> [Problem requirements]:
Each record below should appear again exactly as written.

> [Record list]:

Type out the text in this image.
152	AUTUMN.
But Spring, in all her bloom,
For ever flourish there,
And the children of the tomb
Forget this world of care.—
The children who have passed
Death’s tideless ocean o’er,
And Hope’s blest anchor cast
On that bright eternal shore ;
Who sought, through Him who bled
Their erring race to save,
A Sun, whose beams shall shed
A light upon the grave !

> [Solution to this exercise]:
Type out the text in this image.
152	AUTUMN.
But Spring, in all her bloom,
For ever flourish there,
And the children of the tomb
Forget this world of care.—
The children who have passed
Death’s tideless ocean o’er,
And Hope’s blest anchor cast
On that bright eternal shore ;
Who sought, through Him who bled
Their erring race to save,
A Sun, whose beams shall shed
A light upon the grave !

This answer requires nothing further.